--- Records supplied ---

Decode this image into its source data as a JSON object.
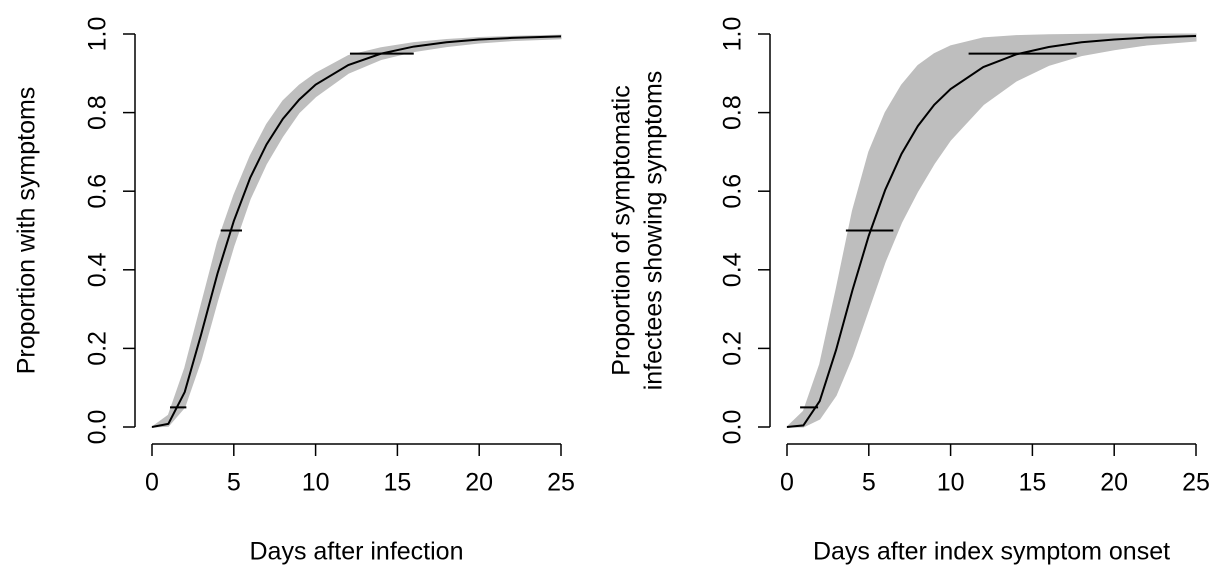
{
  "chart_data": [
    {
      "type": "line",
      "y_label": [
        "Proportion with symptoms"
      ],
      "x_label": "Days after infection",
      "x": [
        0,
        1,
        2,
        3,
        4,
        5,
        6,
        7,
        8,
        9,
        10,
        12,
        14,
        16,
        18,
        20,
        22,
        25
      ],
      "band": {
        "color": "#bebebe",
        "lower": [
          0,
          0.002,
          0.05,
          0.17,
          0.32,
          0.46,
          0.58,
          0.67,
          0.74,
          0.8,
          0.84,
          0.9,
          0.935,
          0.955,
          0.968,
          0.977,
          0.983,
          0.988
        ],
        "upper": [
          0,
          0.03,
          0.15,
          0.31,
          0.47,
          0.59,
          0.69,
          0.77,
          0.83,
          0.87,
          0.9,
          0.945,
          0.965,
          0.978,
          0.986,
          0.991,
          0.994,
          0.997
        ]
      },
      "curve": {
        "color": "#000000",
        "values": [
          0,
          0.008,
          0.089,
          0.235,
          0.39,
          0.524,
          0.634,
          0.719,
          0.784,
          0.833,
          0.871,
          0.921,
          0.95,
          0.968,
          0.979,
          0.986,
          0.99,
          0.994
        ]
      },
      "error_bars": [
        {
          "y": 0.05,
          "xmin": 1.1,
          "xmax": 2.1
        },
        {
          "y": 0.5,
          "xmin": 4.2,
          "xmax": 5.5
        },
        {
          "y": 0.95,
          "xmin": 12.1,
          "xmax": 16.0
        }
      ],
      "xlim": [
        0,
        25
      ],
      "ylim": [
        0,
        1
      ],
      "xticks": [
        0,
        5,
        10,
        15,
        20,
        25
      ],
      "yticks": [
        {
          "value": 0,
          "label": "0.0"
        },
        {
          "value": 0.2,
          "label": "0.2"
        },
        {
          "value": 0.4,
          "label": "0.4"
        },
        {
          "value": 0.6,
          "label": "0.6"
        },
        {
          "value": 0.8,
          "label": "0.8"
        },
        {
          "value": 1,
          "label": "1.0"
        }
      ]
    },
    {
      "type": "line",
      "y_label": [
        "Proportion of symptomatic",
        "infectees showing symptoms"
      ],
      "x_label": "Days after index symptom onset",
      "x": [
        0,
        1,
        2,
        3,
        4,
        5,
        6,
        7,
        8,
        9,
        10,
        12,
        14,
        16,
        18,
        20,
        22,
        25
      ],
      "band": {
        "color": "#bebebe",
        "lower": [
          0,
          0,
          0.02,
          0.08,
          0.18,
          0.3,
          0.42,
          0.52,
          0.6,
          0.67,
          0.73,
          0.82,
          0.88,
          0.92,
          0.945,
          0.96,
          0.972,
          0.982
        ],
        "upper": [
          0,
          0.04,
          0.16,
          0.35,
          0.55,
          0.7,
          0.8,
          0.87,
          0.92,
          0.95,
          0.97,
          0.99,
          0.996,
          0.998,
          0.999,
          1,
          1,
          1
        ]
      },
      "curve": {
        "color": "#000000",
        "values": [
          0,
          0.004,
          0.066,
          0.196,
          0.348,
          0.487,
          0.603,
          0.695,
          0.766,
          0.82,
          0.86,
          0.916,
          0.948,
          0.967,
          0.979,
          0.986,
          0.991,
          0.995
        ]
      },
      "error_bars": [
        {
          "y": 0.05,
          "xmin": 0.8,
          "xmax": 1.9
        },
        {
          "y": 0.5,
          "xmin": 3.6,
          "xmax": 6.5
        },
        {
          "y": 0.95,
          "xmin": 11.1,
          "xmax": 17.7
        }
      ],
      "xlim": [
        0,
        25
      ],
      "ylim": [
        0,
        1
      ],
      "xticks": [
        0,
        5,
        10,
        15,
        20,
        25
      ],
      "yticks": [
        {
          "value": 0,
          "label": "0.0"
        },
        {
          "value": 0.2,
          "label": "0.2"
        },
        {
          "value": 0.4,
          "label": "0.4"
        },
        {
          "value": 0.6,
          "label": "0.6"
        },
        {
          "value": 0.8,
          "label": "0.8"
        },
        {
          "value": 1,
          "label": "1.0"
        }
      ]
    }
  ]
}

---

● **What the task asks**:
Quote all the lines above exactly as given. Do not include the pictures.

● **Response for this exercise**:
Decode this image into its source data as a JSON object.
{
  "chart_data": [
    {
      "type": "line",
      "y_label": [
        "Proportion with symptoms"
      ],
      "x_label": "Days after infection",
      "x": [
        0,
        1,
        2,
        3,
        4,
        5,
        6,
        7,
        8,
        9,
        10,
        12,
        14,
        16,
        18,
        20,
        22,
        25
      ],
      "band": {
        "color": "#bebebe",
        "lower": [
          0,
          0.002,
          0.05,
          0.17,
          0.32,
          0.46,
          0.58,
          0.67,
          0.74,
          0.8,
          0.84,
          0.9,
          0.935,
          0.955,
          0.968,
          0.977,
          0.983,
          0.988
        ],
        "upper": [
          0,
          0.03,
          0.15,
          0.31,
          0.47,
          0.59,
          0.69,
          0.77,
          0.83,
          0.87,
          0.9,
          0.945,
          0.965,
          0.978,
          0.986,
          0.991,
          0.994,
          0.997
        ]
      },
      "curve": {
        "color": "#000000",
        "values": [
          0,
          0.008,
          0.089,
          0.235,
          0.39,
          0.524,
          0.634,
          0.719,
          0.784,
          0.833,
          0.871,
          0.921,
          0.95,
          0.968,
          0.979,
          0.986,
          0.99,
          0.994
        ]
      },
      "error_bars": [
        {
          "y": 0.05,
          "xmin": 1.1,
          "xmax": 2.1
        },
        {
          "y": 0.5,
          "xmin": 4.2,
          "xmax": 5.5
        },
        {
          "y": 0.95,
          "xmin": 12.1,
          "xmax": 16.0
        }
      ],
      "xlim": [
        0,
        25
      ],
      "ylim": [
        0,
        1
      ],
      "xticks": [
        0,
        5,
        10,
        15,
        20,
        25
      ],
      "yticks": [
        {
          "value": 0,
          "label": "0.0"
        },
        {
          "value": 0.2,
          "label": "0.2"
        },
        {
          "value": 0.4,
          "label": "0.4"
        },
        {
          "value": 0.6,
          "label": "0.6"
        },
        {
          "value": 0.8,
          "label": "0.8"
        },
        {
          "value": 1,
          "label": "1.0"
        }
      ]
    },
    {
      "type": "line",
      "y_label": [
        "Proportion of symptomatic",
        "infectees showing symptoms"
      ],
      "x_label": "Days after index symptom onset",
      "x": [
        0,
        1,
        2,
        3,
        4,
        5,
        6,
        7,
        8,
        9,
        10,
        12,
        14,
        16,
        18,
        20,
        22,
        25
      ],
      "band": {
        "color": "#bebebe",
        "lower": [
          0,
          0,
          0.02,
          0.08,
          0.18,
          0.3,
          0.42,
          0.52,
          0.6,
          0.67,
          0.73,
          0.82,
          0.88,
          0.92,
          0.945,
          0.96,
          0.972,
          0.982
        ],
        "upper": [
          0,
          0.04,
          0.16,
          0.35,
          0.55,
          0.7,
          0.8,
          0.87,
          0.92,
          0.95,
          0.97,
          0.99,
          0.996,
          0.998,
          0.999,
          1,
          1,
          1
        ]
      },
      "curve": {
        "color": "#000000",
        "values": [
          0,
          0.004,
          0.066,
          0.196,
          0.348,
          0.487,
          0.603,
          0.695,
          0.766,
          0.82,
          0.86,
          0.916,
          0.948,
          0.967,
          0.979,
          0.986,
          0.991,
          0.995
        ]
      },
      "error_bars": [
        {
          "y": 0.05,
          "xmin": 0.8,
          "xmax": 1.9
        },
        {
          "y": 0.5,
          "xmin": 3.6,
          "xmax": 6.5
        },
        {
          "y": 0.95,
          "xmin": 11.1,
          "xmax": 17.7
        }
      ],
      "xlim": [
        0,
        25
      ],
      "ylim": [
        0,
        1
      ],
      "xticks": [
        0,
        5,
        10,
        15,
        20,
        25
      ],
      "yticks": [
        {
          "value": 0,
          "label": "0.0"
        },
        {
          "value": 0.2,
          "label": "0.2"
        },
        {
          "value": 0.4,
          "label": "0.4"
        },
        {
          "value": 0.6,
          "label": "0.6"
        },
        {
          "value": 0.8,
          "label": "0.8"
        },
        {
          "value": 1,
          "label": "1.0"
        }
      ]
    }
  ]
}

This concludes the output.